-- Start Data shown --

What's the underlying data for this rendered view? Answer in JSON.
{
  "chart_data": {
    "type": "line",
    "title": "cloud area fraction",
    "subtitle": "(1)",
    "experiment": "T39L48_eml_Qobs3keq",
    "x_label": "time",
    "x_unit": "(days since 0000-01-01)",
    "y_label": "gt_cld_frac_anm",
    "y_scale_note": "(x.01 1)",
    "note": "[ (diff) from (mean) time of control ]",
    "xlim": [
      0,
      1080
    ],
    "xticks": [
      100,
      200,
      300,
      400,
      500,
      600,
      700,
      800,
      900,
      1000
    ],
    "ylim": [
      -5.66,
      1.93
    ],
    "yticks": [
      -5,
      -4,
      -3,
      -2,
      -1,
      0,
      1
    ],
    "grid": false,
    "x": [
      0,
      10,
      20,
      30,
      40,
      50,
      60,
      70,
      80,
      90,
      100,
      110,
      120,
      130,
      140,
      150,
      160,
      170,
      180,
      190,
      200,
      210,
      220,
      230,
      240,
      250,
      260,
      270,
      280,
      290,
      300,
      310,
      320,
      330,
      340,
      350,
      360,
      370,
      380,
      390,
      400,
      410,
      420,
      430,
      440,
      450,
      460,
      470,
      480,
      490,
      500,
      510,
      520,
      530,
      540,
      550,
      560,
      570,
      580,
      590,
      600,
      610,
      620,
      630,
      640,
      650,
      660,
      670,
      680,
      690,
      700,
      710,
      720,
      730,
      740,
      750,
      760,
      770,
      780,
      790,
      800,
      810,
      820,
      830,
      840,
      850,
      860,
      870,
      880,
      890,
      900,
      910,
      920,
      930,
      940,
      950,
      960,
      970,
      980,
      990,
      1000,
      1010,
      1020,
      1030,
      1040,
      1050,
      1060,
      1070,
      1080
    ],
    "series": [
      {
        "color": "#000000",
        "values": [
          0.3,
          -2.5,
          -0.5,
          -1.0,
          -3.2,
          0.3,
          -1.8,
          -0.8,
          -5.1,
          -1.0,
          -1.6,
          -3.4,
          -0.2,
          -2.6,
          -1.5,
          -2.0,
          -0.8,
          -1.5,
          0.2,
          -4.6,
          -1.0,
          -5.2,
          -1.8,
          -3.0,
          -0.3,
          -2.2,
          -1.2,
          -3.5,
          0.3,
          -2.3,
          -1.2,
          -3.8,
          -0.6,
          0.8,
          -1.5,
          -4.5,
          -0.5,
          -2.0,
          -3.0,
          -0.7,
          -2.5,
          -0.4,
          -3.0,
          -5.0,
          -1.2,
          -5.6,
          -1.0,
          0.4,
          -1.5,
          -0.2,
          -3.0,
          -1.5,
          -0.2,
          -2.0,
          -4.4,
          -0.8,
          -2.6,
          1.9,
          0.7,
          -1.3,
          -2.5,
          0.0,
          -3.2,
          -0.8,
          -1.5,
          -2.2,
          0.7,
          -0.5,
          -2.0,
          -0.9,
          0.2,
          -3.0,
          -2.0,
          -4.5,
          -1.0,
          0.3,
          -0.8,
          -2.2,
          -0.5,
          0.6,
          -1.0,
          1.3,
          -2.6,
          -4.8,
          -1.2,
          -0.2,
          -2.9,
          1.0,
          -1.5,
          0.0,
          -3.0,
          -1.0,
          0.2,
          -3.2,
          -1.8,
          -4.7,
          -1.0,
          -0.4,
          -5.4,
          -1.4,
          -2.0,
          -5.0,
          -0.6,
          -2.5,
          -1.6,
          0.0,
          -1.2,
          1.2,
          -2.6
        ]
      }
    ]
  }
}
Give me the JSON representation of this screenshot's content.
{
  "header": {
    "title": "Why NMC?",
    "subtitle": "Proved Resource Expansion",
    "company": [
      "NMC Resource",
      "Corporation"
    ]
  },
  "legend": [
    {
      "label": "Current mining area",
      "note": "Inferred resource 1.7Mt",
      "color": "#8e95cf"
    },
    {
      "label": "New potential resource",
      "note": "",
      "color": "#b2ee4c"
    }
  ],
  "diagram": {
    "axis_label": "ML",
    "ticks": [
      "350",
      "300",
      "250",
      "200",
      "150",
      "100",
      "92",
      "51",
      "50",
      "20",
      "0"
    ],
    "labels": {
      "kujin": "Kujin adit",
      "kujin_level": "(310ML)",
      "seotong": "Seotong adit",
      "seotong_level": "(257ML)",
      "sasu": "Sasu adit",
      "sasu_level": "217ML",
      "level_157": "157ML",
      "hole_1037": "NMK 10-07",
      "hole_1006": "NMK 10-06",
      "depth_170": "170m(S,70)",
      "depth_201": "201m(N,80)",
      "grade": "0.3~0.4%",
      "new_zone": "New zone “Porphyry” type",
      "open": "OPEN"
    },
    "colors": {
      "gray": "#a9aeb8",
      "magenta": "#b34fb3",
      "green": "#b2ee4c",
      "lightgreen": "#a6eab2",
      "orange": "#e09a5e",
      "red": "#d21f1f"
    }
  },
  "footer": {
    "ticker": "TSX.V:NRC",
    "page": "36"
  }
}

-- End Data shown --
-- Start Data shown --

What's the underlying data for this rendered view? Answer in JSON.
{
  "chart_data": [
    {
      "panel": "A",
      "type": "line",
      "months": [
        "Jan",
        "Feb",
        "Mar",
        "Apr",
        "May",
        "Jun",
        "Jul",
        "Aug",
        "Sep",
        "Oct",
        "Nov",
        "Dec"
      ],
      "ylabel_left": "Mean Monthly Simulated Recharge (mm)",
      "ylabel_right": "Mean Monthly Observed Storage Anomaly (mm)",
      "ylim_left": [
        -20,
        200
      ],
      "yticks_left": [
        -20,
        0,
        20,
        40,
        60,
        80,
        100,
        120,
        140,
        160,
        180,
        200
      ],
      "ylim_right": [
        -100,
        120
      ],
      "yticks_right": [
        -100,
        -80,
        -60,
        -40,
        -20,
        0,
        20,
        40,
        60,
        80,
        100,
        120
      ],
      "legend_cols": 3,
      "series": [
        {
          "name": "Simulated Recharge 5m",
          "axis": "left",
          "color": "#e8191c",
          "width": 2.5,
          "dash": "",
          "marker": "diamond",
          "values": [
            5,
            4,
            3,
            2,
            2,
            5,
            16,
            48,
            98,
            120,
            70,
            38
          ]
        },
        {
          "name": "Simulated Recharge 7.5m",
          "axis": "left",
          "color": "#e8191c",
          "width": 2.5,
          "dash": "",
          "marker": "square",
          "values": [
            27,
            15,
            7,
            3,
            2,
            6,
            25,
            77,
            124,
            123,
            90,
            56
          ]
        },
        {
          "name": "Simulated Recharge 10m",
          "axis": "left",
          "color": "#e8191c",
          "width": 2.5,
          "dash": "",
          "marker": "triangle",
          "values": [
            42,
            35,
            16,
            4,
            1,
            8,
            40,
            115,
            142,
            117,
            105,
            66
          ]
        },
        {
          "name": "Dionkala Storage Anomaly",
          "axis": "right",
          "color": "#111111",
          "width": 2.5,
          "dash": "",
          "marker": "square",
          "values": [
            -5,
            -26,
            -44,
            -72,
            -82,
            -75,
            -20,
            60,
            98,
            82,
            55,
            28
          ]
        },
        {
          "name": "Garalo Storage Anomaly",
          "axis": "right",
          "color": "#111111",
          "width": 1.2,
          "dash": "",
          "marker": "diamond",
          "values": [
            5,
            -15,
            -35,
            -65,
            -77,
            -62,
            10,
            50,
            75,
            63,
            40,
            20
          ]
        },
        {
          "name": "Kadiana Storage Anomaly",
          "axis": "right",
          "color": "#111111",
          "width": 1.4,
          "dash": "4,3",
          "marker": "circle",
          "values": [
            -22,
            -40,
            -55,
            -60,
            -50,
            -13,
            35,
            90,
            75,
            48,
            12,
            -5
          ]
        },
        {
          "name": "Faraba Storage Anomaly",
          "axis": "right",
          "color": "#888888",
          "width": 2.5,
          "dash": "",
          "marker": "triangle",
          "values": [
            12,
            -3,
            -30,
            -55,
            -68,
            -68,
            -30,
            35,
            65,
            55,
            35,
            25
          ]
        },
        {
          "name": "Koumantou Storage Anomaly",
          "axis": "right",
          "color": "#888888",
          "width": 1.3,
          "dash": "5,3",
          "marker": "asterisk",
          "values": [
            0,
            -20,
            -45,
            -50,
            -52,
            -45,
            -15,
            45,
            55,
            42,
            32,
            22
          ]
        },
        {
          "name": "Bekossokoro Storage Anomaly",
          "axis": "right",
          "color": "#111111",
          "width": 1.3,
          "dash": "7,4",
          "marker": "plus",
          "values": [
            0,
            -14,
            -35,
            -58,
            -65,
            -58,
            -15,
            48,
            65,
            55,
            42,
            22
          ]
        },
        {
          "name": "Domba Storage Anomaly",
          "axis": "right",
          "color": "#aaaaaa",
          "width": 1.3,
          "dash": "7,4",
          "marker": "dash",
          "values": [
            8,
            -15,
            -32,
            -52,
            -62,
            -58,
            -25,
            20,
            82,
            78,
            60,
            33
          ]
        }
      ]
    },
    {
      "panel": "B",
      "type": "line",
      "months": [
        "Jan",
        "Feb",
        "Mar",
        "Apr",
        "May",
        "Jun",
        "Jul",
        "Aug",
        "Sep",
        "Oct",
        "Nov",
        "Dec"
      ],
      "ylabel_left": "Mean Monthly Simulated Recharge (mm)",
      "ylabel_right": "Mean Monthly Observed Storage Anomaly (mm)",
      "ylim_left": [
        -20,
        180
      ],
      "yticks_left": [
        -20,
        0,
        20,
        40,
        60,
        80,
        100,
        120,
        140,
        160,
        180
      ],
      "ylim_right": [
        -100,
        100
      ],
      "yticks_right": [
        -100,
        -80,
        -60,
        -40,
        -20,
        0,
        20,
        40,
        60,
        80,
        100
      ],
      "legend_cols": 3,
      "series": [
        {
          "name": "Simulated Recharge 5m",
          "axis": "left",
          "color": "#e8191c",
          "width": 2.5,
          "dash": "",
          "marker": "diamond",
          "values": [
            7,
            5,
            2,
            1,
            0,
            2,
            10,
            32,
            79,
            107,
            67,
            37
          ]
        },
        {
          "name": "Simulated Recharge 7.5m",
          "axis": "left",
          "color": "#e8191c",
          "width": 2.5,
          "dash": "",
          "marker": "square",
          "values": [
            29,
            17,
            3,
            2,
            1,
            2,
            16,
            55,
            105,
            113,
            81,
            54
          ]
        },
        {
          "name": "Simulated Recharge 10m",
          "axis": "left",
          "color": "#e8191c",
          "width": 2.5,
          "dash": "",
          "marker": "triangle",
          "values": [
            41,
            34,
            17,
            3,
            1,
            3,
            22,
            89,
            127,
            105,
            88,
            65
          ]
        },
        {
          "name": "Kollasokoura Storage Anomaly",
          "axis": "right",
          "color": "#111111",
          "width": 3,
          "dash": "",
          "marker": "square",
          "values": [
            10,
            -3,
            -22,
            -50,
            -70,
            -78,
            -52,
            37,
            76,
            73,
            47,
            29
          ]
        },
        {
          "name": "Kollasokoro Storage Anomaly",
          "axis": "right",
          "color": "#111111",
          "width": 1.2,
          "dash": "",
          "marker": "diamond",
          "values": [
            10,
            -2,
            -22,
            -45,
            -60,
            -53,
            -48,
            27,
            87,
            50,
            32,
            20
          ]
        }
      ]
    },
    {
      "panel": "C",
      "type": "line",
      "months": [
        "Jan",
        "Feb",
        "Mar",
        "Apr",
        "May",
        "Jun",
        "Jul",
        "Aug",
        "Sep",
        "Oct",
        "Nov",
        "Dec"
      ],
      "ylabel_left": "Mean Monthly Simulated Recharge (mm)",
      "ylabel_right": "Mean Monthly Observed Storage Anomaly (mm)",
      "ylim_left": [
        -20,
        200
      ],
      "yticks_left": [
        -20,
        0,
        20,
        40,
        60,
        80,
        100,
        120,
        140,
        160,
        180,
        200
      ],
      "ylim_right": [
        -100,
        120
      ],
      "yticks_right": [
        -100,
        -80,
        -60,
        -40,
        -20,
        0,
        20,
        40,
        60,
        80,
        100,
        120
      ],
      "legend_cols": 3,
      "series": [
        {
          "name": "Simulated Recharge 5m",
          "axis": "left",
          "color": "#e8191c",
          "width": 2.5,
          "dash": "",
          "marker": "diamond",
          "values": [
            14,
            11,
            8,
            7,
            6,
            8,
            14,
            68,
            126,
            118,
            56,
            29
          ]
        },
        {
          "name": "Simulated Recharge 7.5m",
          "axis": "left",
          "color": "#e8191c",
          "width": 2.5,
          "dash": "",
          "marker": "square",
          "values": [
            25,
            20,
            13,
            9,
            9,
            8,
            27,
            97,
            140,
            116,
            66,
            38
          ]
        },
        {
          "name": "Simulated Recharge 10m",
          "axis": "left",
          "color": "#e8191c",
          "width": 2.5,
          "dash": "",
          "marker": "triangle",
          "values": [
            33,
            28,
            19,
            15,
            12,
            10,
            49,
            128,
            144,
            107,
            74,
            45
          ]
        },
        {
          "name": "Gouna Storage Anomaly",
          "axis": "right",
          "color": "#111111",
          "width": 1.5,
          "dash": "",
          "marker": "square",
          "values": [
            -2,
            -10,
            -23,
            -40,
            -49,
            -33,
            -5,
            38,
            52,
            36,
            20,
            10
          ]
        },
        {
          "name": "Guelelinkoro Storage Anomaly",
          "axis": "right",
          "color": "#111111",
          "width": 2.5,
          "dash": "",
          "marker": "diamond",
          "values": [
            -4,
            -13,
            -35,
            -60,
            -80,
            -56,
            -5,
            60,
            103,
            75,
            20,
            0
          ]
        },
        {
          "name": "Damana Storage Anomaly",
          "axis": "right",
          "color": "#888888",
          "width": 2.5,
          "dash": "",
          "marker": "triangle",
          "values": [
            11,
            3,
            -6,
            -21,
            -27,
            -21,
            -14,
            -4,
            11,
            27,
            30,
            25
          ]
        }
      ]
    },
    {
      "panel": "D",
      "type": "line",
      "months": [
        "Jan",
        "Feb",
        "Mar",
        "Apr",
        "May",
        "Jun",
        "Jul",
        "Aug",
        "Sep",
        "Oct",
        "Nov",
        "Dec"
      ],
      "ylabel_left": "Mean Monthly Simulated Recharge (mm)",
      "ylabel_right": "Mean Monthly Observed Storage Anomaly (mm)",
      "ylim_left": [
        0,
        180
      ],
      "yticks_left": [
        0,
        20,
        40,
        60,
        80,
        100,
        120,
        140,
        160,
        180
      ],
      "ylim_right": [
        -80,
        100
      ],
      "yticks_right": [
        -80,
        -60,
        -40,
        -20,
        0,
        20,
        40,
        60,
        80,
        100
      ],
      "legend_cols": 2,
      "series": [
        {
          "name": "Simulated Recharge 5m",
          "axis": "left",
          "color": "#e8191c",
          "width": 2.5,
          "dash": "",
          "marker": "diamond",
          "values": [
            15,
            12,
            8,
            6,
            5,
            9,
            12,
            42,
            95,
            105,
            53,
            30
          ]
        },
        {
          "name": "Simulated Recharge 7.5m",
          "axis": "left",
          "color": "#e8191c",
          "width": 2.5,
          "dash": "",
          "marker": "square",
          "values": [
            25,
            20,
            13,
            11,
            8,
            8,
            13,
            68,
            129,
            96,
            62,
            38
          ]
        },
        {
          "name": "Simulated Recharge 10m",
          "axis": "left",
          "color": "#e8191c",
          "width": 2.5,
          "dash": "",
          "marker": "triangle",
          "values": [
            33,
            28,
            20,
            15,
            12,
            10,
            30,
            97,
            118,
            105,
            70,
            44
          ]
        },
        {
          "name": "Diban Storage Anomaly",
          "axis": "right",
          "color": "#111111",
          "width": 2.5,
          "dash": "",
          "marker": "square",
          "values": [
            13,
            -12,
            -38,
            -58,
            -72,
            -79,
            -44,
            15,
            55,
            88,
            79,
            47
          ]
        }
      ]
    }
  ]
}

-- End Data shown --

-- Task instructions --
In the lines above, find each one with "time" and list it.

-- Exercise solution --
    "x_label": "time",
    "note": "[ (diff) from (mean) time of control ]",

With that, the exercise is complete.